Extracted records
———

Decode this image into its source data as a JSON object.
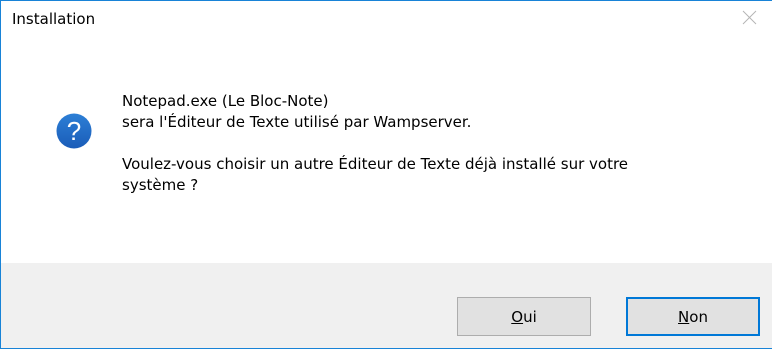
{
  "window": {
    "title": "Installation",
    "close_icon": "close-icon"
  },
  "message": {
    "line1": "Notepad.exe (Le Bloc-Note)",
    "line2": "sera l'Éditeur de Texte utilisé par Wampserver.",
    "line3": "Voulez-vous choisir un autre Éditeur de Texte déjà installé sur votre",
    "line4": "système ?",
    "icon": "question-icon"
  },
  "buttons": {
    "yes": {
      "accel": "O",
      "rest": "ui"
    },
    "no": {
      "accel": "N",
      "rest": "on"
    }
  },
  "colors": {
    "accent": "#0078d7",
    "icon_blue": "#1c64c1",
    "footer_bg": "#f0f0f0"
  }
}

———

--- Exercise aim ---
Repeat the lines above exactly, and keep every picture out.

--- Answer for the task ---
Decode this image into its source data as a JSON object.
{
  "window": {
    "title": "Installation",
    "close_icon": "close-icon"
  },
  "message": {
    "line1": "Notepad.exe (Le Bloc-Note)",
    "line2": "sera l'Éditeur de Texte utilisé par Wampserver.",
    "line3": "Voulez-vous choisir un autre Éditeur de Texte déjà installé sur votre",
    "line4": "système ?",
    "icon": "question-icon"
  },
  "buttons": {
    "yes": {
      "accel": "O",
      "rest": "ui"
    },
    "no": {
      "accel": "N",
      "rest": "on"
    }
  },
  "colors": {
    "accent": "#0078d7",
    "icon_blue": "#1c64c1",
    "footer_bg": "#f0f0f0"
  }
}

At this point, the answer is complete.